> [PROBLEM DESCRIPTION]: Please give the count of lines holding the string "pieces" and nothing besides.

> [RECORDS FOR THE TASK]:
____________
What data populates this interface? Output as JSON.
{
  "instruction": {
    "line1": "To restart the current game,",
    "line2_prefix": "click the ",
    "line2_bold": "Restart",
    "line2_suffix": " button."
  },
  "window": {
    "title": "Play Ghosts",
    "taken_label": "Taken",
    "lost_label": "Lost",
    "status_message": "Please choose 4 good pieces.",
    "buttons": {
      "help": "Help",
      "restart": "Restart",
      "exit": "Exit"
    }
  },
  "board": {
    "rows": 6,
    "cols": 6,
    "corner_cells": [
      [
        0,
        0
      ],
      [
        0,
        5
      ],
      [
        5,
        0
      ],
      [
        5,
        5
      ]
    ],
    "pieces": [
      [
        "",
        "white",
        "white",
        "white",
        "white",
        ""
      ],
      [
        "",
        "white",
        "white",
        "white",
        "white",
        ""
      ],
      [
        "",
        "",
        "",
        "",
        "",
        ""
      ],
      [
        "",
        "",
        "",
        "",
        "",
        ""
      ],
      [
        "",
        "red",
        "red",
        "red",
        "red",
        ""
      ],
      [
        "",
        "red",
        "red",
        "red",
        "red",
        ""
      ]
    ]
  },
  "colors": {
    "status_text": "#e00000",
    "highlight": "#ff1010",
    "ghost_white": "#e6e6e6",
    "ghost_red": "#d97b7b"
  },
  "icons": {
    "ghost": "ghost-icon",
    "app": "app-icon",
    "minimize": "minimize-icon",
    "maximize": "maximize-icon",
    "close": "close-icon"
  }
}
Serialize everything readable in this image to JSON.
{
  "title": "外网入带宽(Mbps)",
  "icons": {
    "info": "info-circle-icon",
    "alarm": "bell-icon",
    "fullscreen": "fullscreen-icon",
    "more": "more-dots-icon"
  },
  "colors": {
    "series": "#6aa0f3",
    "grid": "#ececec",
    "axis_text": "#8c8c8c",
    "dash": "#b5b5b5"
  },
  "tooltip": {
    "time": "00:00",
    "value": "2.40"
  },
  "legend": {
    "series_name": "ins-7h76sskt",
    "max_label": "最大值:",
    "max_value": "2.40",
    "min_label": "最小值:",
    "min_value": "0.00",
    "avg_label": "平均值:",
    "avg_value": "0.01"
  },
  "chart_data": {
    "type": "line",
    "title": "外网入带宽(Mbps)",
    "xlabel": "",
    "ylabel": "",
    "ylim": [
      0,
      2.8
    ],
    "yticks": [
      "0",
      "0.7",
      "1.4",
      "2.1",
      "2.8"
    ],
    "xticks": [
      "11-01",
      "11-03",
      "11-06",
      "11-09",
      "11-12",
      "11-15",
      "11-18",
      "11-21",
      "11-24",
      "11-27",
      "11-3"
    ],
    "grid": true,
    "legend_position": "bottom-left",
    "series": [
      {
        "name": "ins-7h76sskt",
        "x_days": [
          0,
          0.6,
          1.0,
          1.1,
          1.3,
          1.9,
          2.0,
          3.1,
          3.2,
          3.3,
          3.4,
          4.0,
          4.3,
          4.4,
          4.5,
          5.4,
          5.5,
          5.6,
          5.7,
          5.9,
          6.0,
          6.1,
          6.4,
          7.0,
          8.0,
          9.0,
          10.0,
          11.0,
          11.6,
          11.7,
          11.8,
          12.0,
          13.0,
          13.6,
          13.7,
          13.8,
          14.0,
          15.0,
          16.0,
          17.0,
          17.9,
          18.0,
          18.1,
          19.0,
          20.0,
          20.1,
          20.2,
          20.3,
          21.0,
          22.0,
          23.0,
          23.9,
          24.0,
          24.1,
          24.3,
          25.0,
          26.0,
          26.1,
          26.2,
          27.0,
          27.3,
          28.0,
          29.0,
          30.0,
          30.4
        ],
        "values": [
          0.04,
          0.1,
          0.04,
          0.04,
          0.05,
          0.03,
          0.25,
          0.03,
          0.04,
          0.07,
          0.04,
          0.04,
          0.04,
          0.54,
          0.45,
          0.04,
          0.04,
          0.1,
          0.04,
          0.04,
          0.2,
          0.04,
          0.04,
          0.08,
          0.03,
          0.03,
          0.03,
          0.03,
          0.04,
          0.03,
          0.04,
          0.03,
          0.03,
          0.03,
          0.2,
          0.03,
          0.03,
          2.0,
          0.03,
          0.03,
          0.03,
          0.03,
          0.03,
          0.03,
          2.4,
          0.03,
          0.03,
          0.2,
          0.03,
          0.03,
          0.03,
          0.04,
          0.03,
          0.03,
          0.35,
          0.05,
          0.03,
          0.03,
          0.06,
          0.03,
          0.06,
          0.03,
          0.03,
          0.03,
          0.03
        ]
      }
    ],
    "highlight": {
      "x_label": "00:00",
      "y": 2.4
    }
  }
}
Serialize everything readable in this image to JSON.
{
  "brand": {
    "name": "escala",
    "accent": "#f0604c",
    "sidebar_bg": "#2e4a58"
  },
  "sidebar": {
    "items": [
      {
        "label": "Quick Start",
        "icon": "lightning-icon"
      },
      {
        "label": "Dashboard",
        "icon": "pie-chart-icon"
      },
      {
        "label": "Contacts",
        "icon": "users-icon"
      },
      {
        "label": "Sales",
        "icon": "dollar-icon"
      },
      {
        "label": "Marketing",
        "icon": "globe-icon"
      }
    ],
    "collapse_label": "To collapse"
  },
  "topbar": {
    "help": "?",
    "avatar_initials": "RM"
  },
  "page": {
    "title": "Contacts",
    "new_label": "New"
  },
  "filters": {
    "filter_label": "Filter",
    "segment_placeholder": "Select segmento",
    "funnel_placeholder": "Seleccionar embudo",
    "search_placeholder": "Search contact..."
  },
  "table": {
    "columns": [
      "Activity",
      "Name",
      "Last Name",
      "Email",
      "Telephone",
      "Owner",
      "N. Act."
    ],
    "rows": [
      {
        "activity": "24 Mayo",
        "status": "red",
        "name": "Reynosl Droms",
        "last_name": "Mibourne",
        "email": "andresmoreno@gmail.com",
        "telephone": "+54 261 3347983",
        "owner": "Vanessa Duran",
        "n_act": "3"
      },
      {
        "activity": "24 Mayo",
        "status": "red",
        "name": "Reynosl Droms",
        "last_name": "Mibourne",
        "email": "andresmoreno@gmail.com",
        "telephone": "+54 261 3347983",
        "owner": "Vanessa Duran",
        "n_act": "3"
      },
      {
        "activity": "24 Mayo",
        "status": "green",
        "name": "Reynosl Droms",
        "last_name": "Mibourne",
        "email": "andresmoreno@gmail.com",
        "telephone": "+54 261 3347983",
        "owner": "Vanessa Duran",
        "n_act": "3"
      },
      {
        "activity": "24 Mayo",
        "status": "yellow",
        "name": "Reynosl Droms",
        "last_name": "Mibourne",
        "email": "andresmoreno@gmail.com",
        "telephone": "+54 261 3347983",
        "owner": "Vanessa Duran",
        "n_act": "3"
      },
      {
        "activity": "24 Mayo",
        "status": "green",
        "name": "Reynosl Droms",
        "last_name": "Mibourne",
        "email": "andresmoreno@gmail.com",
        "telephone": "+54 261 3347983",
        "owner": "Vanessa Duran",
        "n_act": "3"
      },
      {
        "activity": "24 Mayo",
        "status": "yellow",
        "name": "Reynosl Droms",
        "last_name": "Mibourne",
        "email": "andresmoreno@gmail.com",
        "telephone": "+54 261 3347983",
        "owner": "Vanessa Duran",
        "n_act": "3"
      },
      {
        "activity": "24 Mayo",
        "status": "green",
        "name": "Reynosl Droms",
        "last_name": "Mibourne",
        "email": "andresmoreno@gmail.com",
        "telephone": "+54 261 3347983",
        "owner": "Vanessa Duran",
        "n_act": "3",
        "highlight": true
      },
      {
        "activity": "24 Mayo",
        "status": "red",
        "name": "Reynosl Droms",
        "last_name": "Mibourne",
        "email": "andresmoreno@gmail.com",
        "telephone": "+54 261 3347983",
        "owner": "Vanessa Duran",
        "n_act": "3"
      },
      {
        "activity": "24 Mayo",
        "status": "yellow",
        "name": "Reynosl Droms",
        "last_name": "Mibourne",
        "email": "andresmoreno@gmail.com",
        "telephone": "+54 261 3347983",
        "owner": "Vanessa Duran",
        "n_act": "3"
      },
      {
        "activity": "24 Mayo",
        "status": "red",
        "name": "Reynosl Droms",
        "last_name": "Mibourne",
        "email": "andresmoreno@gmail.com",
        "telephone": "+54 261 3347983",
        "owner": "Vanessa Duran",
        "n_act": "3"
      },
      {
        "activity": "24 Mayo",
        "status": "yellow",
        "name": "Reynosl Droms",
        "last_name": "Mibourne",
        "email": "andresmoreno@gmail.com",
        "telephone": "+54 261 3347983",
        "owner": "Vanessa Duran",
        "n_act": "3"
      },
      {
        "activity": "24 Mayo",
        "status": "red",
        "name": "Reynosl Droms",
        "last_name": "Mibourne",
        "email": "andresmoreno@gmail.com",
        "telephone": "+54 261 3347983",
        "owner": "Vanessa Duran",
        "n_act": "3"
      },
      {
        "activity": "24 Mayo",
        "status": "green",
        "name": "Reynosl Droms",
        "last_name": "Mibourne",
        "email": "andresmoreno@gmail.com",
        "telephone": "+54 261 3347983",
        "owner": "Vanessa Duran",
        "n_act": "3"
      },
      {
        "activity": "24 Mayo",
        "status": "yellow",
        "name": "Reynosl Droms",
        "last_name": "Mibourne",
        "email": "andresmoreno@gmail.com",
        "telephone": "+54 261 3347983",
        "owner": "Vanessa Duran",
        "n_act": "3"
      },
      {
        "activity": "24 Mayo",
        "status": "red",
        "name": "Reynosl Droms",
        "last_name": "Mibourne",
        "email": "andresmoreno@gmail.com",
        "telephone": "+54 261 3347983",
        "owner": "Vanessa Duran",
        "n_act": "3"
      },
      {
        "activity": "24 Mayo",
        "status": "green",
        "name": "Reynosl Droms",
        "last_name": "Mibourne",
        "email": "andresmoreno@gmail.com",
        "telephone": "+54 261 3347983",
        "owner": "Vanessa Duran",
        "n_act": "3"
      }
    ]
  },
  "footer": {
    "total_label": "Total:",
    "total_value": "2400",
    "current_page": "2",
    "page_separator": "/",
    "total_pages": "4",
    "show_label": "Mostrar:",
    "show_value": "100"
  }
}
____________
> [EXERCISE OUTPUT]: 2